GECITEERDE PASSAGE
——
4.44 Uit hetgeen onder 4.40 en 4.41 met betrekking tot de mogelijkheid van een restschuld is overwogen, volgt bovendien dat voor overeenkomsten aangegaan vóór januari 2000 op het tijdstip van het aangaan van de overeenkomst onzeker was welke financiële last deze op de wederpartij van Aegon legde. Die last bestond immers niet alleen uit de verplichting om maandelijks rente aan Aegon te betalen, maar mogelijk ook uit een restschuld aan het einde van de overeengekomen looptijd van de overeenkomst (tot het tijdstip van de verhoging van de garantiewaarde tot het kredietbedrag). Dezelfde onzekerheid heeft voor alle “Sprintplan”-overeenkomsten, ongeacht de datum van aangaan, bestaan in het geval van tussentijdse beëindiging van de overeenkomst of tussentijdse verlaging van het belegde bedrag, aangezien in deze gevallen als gevolg van de niet-toepasselijkheid van de garantiewaarde steeds een restschuld mogelijk was.
——
Locatiegegevens van elementen:
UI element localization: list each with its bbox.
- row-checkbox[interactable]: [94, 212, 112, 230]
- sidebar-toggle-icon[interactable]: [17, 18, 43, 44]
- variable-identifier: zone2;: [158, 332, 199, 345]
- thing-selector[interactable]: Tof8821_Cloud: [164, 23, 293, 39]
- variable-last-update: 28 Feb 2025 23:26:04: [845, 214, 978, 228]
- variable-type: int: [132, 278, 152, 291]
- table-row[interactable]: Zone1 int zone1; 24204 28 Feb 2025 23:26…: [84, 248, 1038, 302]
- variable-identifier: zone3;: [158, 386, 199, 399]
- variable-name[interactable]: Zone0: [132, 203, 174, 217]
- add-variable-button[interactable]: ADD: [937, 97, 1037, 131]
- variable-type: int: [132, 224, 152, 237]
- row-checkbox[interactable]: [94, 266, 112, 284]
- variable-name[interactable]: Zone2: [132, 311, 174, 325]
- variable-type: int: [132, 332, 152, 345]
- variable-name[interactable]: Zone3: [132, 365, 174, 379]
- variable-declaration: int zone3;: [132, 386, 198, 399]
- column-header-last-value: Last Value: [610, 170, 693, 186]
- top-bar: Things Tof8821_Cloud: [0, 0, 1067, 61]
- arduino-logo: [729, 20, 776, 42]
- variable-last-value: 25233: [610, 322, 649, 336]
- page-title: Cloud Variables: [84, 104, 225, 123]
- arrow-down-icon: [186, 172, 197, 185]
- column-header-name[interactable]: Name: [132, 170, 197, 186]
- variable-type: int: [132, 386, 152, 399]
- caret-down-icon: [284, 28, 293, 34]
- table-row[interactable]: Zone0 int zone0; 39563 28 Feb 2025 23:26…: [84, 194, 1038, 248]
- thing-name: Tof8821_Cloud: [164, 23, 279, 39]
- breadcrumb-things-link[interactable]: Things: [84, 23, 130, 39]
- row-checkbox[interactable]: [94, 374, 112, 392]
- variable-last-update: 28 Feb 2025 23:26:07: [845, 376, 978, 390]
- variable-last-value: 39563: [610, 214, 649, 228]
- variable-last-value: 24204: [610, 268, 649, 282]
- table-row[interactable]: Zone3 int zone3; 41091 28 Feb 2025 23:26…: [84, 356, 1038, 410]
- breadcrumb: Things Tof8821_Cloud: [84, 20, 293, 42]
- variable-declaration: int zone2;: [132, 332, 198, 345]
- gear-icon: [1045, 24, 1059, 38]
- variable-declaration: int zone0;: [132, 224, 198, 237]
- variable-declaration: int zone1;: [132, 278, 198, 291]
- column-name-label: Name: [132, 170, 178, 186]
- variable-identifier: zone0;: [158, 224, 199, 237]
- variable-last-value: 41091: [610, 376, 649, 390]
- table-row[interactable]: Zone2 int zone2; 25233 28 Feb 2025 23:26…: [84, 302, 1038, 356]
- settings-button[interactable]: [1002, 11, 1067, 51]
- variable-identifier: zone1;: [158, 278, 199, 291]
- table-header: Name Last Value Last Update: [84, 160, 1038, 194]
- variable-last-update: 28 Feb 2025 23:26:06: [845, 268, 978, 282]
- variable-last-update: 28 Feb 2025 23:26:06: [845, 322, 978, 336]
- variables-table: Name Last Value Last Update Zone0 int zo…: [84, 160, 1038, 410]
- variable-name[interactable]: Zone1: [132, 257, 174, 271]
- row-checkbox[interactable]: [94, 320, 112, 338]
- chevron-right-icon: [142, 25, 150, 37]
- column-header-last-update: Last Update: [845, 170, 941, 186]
——
OPDRACHT
Schrijf de bovenstaande passage over de onzekere financiële last van de Sprintplan-overeenkomsten volledig en woordelijk over.

RESULTAAT HIERONDER
4.44 Uit hetgeen onder 4.40 en 4.41 met betrekking tot de mogelijkheid van een restschuld is overwogen, volgt bovendien dat voor overeenkomsten aangegaan vóór januari 2000 op het tijdstip van het aangaan van de overeenkomst onzeker was welke financiële last deze op de wederpartij van Aegon legde. Die last bestond immers niet alleen uit de verplichting om maandelijks rente aan Aegon te betalen, maar mogelijk ook uit een restschuld aan het einde van de overeengekomen looptijd van de overeenkomst (tot het tijdstip van de verhoging van de garantiewaarde tot het kredietbedrag). Dezelfde onzekerheid heeft voor alle “Sprintplan”-overeenkomsten, ongeacht de datum van aangaan, bestaan in het geval van tussentijdse beëindiging van de overeenkomst of tussentijdse verlaging van het belegde bedrag, aangezien in deze gevallen als gevolg van de niet-toepasselijkheid van de garantiewaarde steeds een restschuld mogelijk was.